- Set problem -
Print the data exactly, leaving nothing out.

* Start Data listing *

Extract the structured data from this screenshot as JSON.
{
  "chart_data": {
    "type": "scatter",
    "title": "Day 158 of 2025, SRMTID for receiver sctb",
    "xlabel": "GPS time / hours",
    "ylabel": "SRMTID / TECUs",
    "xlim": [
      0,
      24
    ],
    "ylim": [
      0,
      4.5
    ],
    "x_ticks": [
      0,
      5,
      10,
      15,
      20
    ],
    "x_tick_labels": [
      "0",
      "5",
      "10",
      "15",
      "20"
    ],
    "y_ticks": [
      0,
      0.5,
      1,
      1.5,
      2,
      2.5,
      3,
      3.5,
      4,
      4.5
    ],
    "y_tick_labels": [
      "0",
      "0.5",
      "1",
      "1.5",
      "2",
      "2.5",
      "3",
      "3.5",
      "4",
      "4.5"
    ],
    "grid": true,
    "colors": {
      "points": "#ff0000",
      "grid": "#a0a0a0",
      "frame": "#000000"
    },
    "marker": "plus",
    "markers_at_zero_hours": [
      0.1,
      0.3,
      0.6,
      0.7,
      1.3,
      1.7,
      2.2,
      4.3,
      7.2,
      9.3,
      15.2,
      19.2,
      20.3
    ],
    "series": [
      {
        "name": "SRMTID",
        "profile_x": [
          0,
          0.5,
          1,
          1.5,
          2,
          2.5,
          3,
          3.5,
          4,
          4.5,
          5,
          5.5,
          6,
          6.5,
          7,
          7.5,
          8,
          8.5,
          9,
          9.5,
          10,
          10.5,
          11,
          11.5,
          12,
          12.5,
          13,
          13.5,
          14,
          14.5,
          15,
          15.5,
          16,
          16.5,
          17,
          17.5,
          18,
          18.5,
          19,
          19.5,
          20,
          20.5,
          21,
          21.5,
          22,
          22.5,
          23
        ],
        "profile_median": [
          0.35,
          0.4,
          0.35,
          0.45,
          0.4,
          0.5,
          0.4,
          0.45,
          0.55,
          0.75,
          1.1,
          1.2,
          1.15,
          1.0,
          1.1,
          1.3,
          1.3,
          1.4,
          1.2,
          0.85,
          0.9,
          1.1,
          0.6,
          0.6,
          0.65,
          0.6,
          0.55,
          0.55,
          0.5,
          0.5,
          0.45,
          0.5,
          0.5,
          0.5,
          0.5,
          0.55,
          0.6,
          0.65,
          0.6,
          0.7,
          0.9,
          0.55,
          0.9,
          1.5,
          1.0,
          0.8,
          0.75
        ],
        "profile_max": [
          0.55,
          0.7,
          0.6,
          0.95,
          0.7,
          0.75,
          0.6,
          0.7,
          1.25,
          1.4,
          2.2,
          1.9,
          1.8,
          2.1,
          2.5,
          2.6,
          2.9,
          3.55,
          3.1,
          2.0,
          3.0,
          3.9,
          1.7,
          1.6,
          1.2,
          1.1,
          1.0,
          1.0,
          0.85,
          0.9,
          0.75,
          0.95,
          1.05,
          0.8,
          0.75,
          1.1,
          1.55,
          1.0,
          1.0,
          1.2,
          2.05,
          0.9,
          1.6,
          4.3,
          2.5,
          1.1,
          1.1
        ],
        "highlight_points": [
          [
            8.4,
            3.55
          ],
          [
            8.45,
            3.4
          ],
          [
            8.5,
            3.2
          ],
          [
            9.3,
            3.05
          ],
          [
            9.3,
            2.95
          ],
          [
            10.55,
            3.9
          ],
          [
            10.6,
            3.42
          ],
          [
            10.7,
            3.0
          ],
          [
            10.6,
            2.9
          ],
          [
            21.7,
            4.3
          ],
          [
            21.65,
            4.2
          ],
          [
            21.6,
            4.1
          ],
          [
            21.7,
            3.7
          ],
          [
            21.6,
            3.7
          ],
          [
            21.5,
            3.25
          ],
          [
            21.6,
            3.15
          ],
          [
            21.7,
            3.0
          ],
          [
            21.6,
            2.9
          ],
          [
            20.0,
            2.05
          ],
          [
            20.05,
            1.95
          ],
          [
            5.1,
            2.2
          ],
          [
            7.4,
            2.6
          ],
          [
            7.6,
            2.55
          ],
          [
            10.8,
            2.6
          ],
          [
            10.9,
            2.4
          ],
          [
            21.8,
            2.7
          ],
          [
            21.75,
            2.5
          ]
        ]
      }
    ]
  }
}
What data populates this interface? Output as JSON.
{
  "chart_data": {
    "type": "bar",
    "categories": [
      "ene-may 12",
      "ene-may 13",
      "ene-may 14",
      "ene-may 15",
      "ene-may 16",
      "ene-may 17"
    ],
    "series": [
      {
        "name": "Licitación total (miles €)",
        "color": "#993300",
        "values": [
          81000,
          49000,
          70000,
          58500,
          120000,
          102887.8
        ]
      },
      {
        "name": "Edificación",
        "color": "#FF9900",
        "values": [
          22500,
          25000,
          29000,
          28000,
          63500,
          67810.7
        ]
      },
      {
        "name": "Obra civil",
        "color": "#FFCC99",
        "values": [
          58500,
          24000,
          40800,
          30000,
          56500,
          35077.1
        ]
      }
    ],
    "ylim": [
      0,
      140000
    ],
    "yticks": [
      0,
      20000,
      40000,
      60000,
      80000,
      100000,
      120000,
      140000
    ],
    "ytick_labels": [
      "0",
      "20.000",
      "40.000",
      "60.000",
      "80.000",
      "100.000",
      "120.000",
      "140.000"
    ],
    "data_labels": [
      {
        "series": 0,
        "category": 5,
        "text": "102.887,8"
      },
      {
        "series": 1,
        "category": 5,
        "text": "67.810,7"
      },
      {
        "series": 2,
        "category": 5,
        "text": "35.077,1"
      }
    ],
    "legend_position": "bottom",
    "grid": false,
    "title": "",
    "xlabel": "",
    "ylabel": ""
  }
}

* End Data listing *

- Answer for this exercise -
Extract the structured data from this screenshot as JSON.
{
  "chart_data": {
    "type": "scatter",
    "title": "Day 158 of 2025, SRMTID for receiver sctb",
    "xlabel": "GPS time / hours",
    "ylabel": "SRMTID / TECUs",
    "xlim": [
      0,
      24
    ],
    "ylim": [
      0,
      4.5
    ],
    "x_ticks": [
      0,
      5,
      10,
      15,
      20
    ],
    "x_tick_labels": [
      "0",
      "5",
      "10",
      "15",
      "20"
    ],
    "y_ticks": [
      0,
      0.5,
      1,
      1.5,
      2,
      2.5,
      3,
      3.5,
      4,
      4.5
    ],
    "y_tick_labels": [
      "0",
      "0.5",
      "1",
      "1.5",
      "2",
      "2.5",
      "3",
      "3.5",
      "4",
      "4.5"
    ],
    "grid": true,
    "colors": {
      "points": "#ff0000",
      "grid": "#a0a0a0",
      "frame": "#000000"
    },
    "marker": "plus",
    "markers_at_zero_hours": [
      0.1,
      0.3,
      0.6,
      0.7,
      1.3,
      1.7,
      2.2,
      4.3,
      7.2,
      9.3,
      15.2,
      19.2,
      20.3
    ],
    "series": [
      {
        "name": "SRMTID",
        "profile_x": [
          0,
          0.5,
          1,
          1.5,
          2,
          2.5,
          3,
          3.5,
          4,
          4.5,
          5,
          5.5,
          6,
          6.5,
          7,
          7.5,
          8,
          8.5,
          9,
          9.5,
          10,
          10.5,
          11,
          11.5,
          12,
          12.5,
          13,
          13.5,
          14,
          14.5,
          15,
          15.5,
          16,
          16.5,
          17,
          17.5,
          18,
          18.5,
          19,
          19.5,
          20,
          20.5,
          21,
          21.5,
          22,
          22.5,
          23
        ],
        "profile_median": [
          0.35,
          0.4,
          0.35,
          0.45,
          0.4,
          0.5,
          0.4,
          0.45,
          0.55,
          0.75,
          1.1,
          1.2,
          1.15,
          1.0,
          1.1,
          1.3,
          1.3,
          1.4,
          1.2,
          0.85,
          0.9,
          1.1,
          0.6,
          0.6,
          0.65,
          0.6,
          0.55,
          0.55,
          0.5,
          0.5,
          0.45,
          0.5,
          0.5,
          0.5,
          0.5,
          0.55,
          0.6,
          0.65,
          0.6,
          0.7,
          0.9,
          0.55,
          0.9,
          1.5,
          1.0,
          0.8,
          0.75
        ],
        "profile_max": [
          0.55,
          0.7,
          0.6,
          0.95,
          0.7,
          0.75,
          0.6,
          0.7,
          1.25,
          1.4,
          2.2,
          1.9,
          1.8,
          2.1,
          2.5,
          2.6,
          2.9,
          3.55,
          3.1,
          2.0,
          3.0,
          3.9,
          1.7,
          1.6,
          1.2,
          1.1,
          1.0,
          1.0,
          0.85,
          0.9,
          0.75,
          0.95,
          1.05,
          0.8,
          0.75,
          1.1,
          1.55,
          1.0,
          1.0,
          1.2,
          2.05,
          0.9,
          1.6,
          4.3,
          2.5,
          1.1,
          1.1
        ],
        "highlight_points": [
          [
            8.4,
            3.55
          ],
          [
            8.45,
            3.4
          ],
          [
            8.5,
            3.2
          ],
          [
            9.3,
            3.05
          ],
          [
            9.3,
            2.95
          ],
          [
            10.55,
            3.9
          ],
          [
            10.6,
            3.42
          ],
          [
            10.7,
            3.0
          ],
          [
            10.6,
            2.9
          ],
          [
            21.7,
            4.3
          ],
          [
            21.65,
            4.2
          ],
          [
            21.6,
            4.1
          ],
          [
            21.7,
            3.7
          ],
          [
            21.6,
            3.7
          ],
          [
            21.5,
            3.25
          ],
          [
            21.6,
            3.15
          ],
          [
            21.7,
            3.0
          ],
          [
            21.6,
            2.9
          ],
          [
            20.0,
            2.05
          ],
          [
            20.05,
            1.95
          ],
          [
            5.1,
            2.2
          ],
          [
            7.4,
            2.6
          ],
          [
            7.6,
            2.55
          ],
          [
            10.8,
            2.6
          ],
          [
            10.9,
            2.4
          ],
          [
            21.8,
            2.7
          ],
          [
            21.75,
            2.5
          ]
        ]
      }
    ]
  }
}
What data populates this interface? Output as JSON.
{
  "chart_data": {
    "type": "bar",
    "categories": [
      "ene-may 12",
      "ene-may 13",
      "ene-may 14",
      "ene-may 15",
      "ene-may 16",
      "ene-may 17"
    ],
    "series": [
      {
        "name": "Licitación total (miles €)",
        "color": "#993300",
        "values": [
          81000,
          49000,
          70000,
          58500,
          120000,
          102887.8
        ]
      },
      {
        "name": "Edificación",
        "color": "#FF9900",
        "values": [
          22500,
          25000,
          29000,
          28000,
          63500,
          67810.7
        ]
      },
      {
        "name": "Obra civil",
        "color": "#FFCC99",
        "values": [
          58500,
          24000,
          40800,
          30000,
          56500,
          35077.1
        ]
      }
    ],
    "ylim": [
      0,
      140000
    ],
    "yticks": [
      0,
      20000,
      40000,
      60000,
      80000,
      100000,
      120000,
      140000
    ],
    "ytick_labels": [
      "0",
      "20.000",
      "40.000",
      "60.000",
      "80.000",
      "100.000",
      "120.000",
      "140.000"
    ],
    "data_labels": [
      {
        "series": 0,
        "category": 5,
        "text": "102.887,8"
      },
      {
        "series": 1,
        "category": 5,
        "text": "67.810,7"
      },
      {
        "series": 2,
        "category": 5,
        "text": "35.077,1"
      }
    ],
    "legend_position": "bottom",
    "grid": false,
    "title": "",
    "xlabel": "",
    "ylabel": ""
  }
}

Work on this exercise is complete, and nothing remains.